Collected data
•••••

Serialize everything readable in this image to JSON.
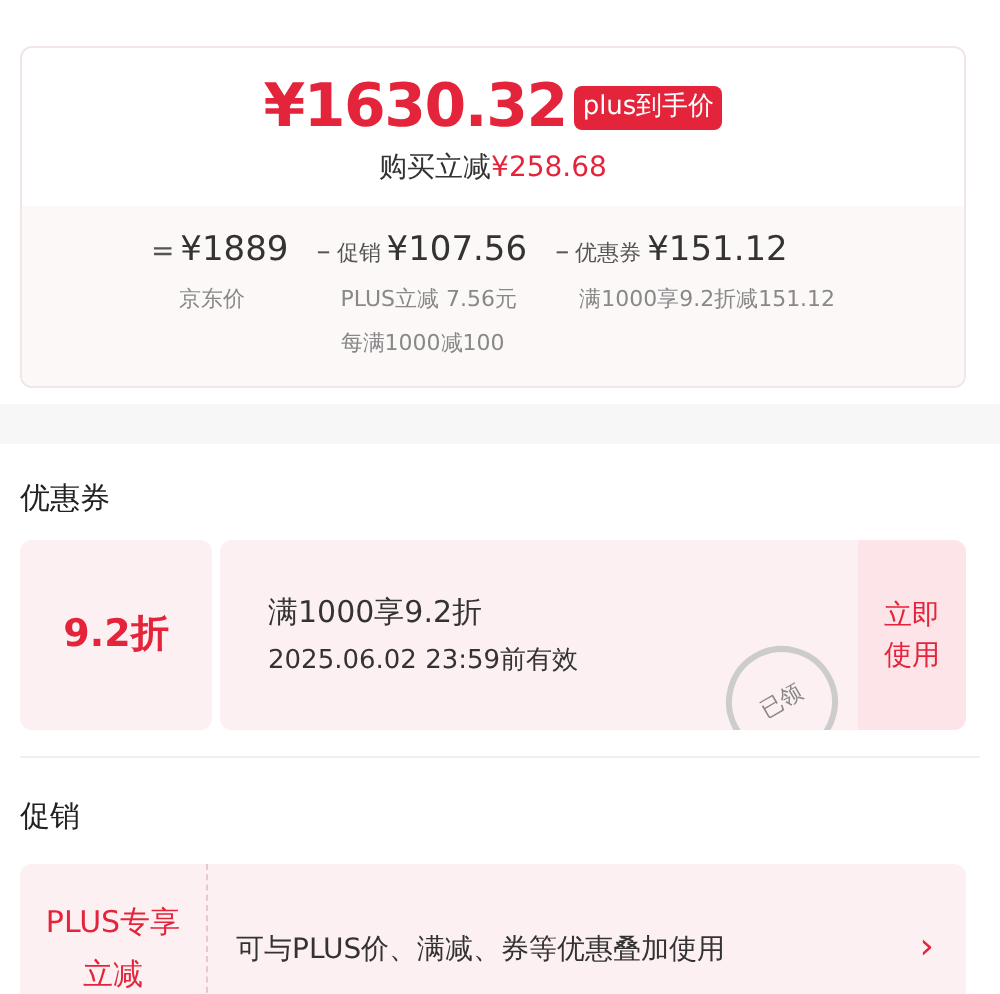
{
  "summary": {
    "price": "¥1630.32",
    "price_tag": "plus到手价",
    "saving_label": "购买立减",
    "saving": "¥258.68",
    "terms": [
      {
        "operator": "=",
        "amount": "¥1889",
        "notes": [
          "京东价"
        ]
      },
      {
        "operator": "–",
        "label": "促销",
        "amount": "¥107.56",
        "notes": [
          "PLUS立减 7.56元",
          "每满1000减100"
        ]
      },
      {
        "operator": "–",
        "label": "优惠券",
        "amount": "¥151.12",
        "notes": [
          "满1000享9.2折减151.12"
        ]
      }
    ]
  },
  "coupon_section": {
    "title": "优惠券",
    "coupons": [
      {
        "discount": "9.2折",
        "condition": "满1000享9.2折",
        "validity": "2025.06.02 23:59前有效",
        "stamp": "已领",
        "action": "立即使用"
      }
    ]
  },
  "promo_section": {
    "title": "促销",
    "promos": [
      {
        "tag": "PLUS专享立减",
        "description": "可与PLUS价、满减、券等优惠叠加使用",
        "chevron": "›"
      }
    ]
  }
}
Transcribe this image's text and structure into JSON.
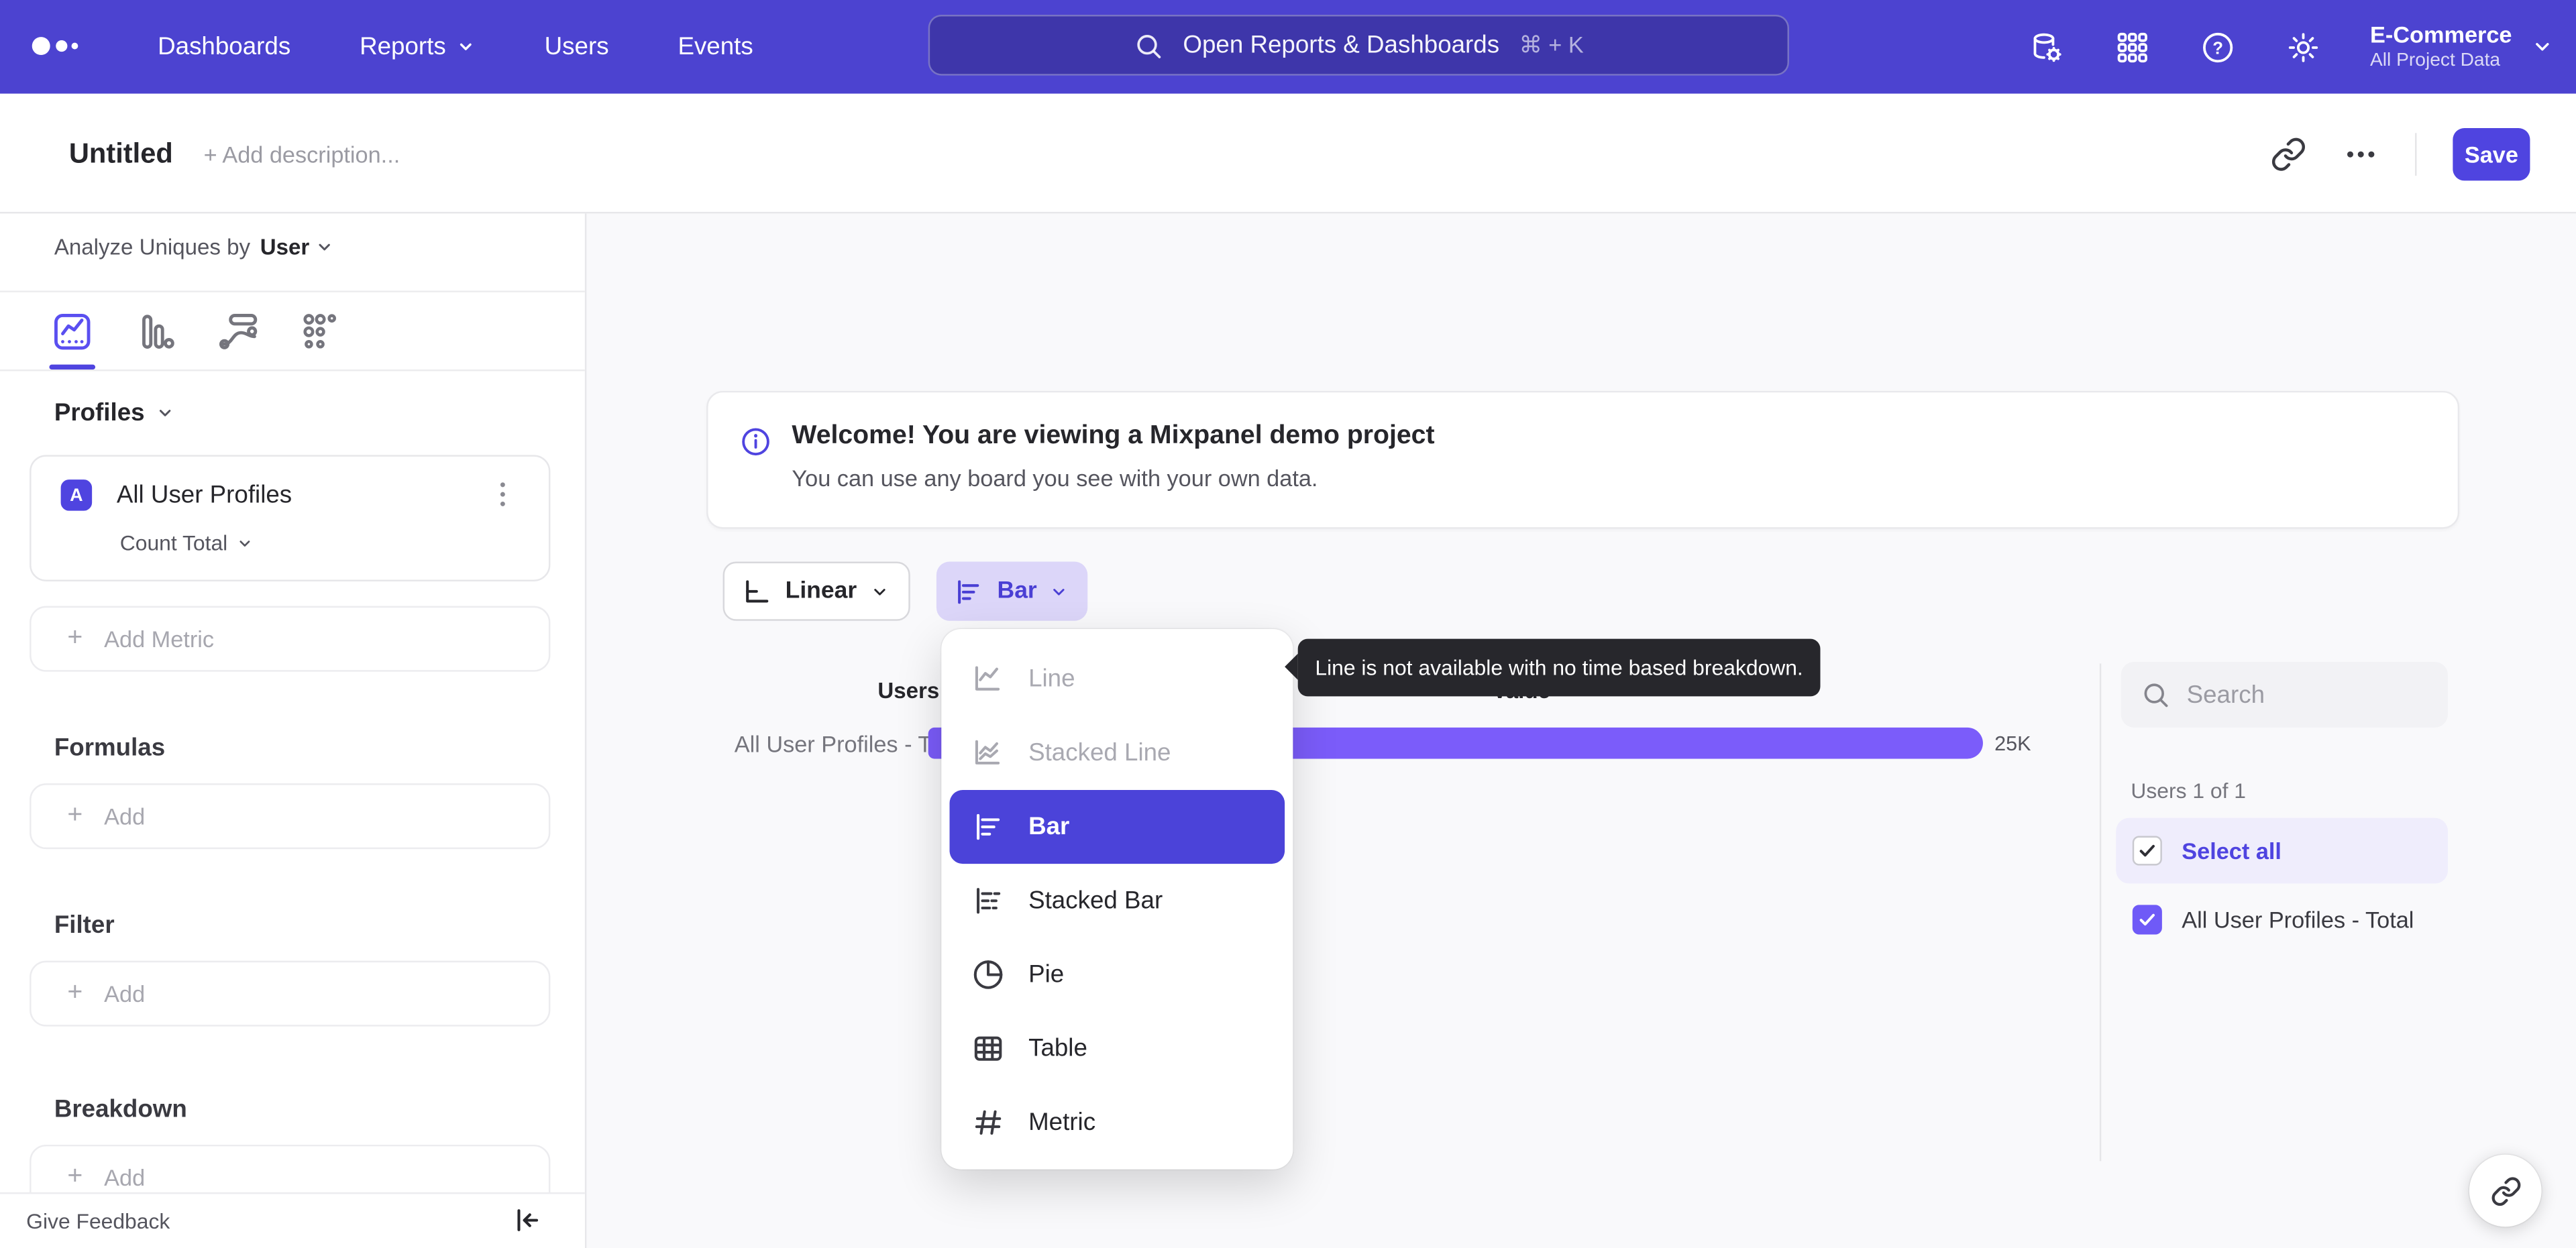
{
  "topnav": {
    "items": [
      {
        "label": "Dashboards"
      },
      {
        "label": "Reports"
      },
      {
        "label": "Users"
      },
      {
        "label": "Events"
      }
    ],
    "search": {
      "placeholder": "Open Reports & Dashboards",
      "shortcut": "⌘ + K"
    },
    "project": {
      "name": "E-Commerce",
      "scope": "All Project Data"
    }
  },
  "report_header": {
    "title": "Untitled",
    "description_placeholder": "+ Add description...",
    "save_label": "Save"
  },
  "sidebar": {
    "analyze_prefix": "Analyze Uniques by",
    "analyze_value": "User",
    "profiles_label": "Profiles",
    "metric": {
      "badge": "A",
      "name": "All User Profiles",
      "aggregation": "Count Total"
    },
    "add_metric_label": "Add Metric",
    "plus": "+",
    "sections": [
      {
        "title": "Formulas",
        "add_label": "Add"
      },
      {
        "title": "Filter",
        "add_label": "Add"
      },
      {
        "title": "Breakdown",
        "add_label": "Add"
      }
    ],
    "feedback_label": "Give Feedback"
  },
  "banner": {
    "title": "Welcome! You are viewing a Mixpanel demo project",
    "subtitle": "You can use any board you see with your own data."
  },
  "controls": {
    "scale_label": "Linear",
    "chart_type_label": "Bar"
  },
  "chart_data": {
    "type": "bar",
    "orientation": "horizontal",
    "columns": [
      "Users",
      "Value"
    ],
    "categories": [
      "All User Profiles - Total"
    ],
    "values": [
      25000
    ],
    "value_labels": [
      "25K"
    ],
    "bar_color": "#7b5cfa",
    "xlim": [
      0,
      25000
    ]
  },
  "dropdown": {
    "items": [
      {
        "label": "Line",
        "state": "disabled"
      },
      {
        "label": "Stacked Line",
        "state": "disabled"
      },
      {
        "label": "Bar",
        "state": "selected"
      },
      {
        "label": "Stacked Bar",
        "state": "normal"
      },
      {
        "label": "Pie",
        "state": "normal"
      },
      {
        "label": "Table",
        "state": "normal"
      },
      {
        "label": "Metric",
        "state": "normal"
      }
    ]
  },
  "tooltip": {
    "text": "Line is not available with no time based breakdown."
  },
  "right_panel": {
    "search_placeholder": "Search",
    "count_label": "Users 1 of 1",
    "select_all_label": "Select all",
    "rows": [
      {
        "label": "All User Profiles - Total",
        "checked": true
      }
    ]
  },
  "colors": {
    "nav": "#4c43d0",
    "accent": "#4f44e0",
    "bar": "#7b5cfa",
    "selected_menu": "#4b43d9",
    "tooltip_bg": "#27272c"
  }
}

•••••

## [Short problem]
Gather every line from the entries above where the word "this" appears, and copy them.

## [Completed exercise]
Serialize everything readable in this image to JSON.
Transcribe this image's text and structure into JSON.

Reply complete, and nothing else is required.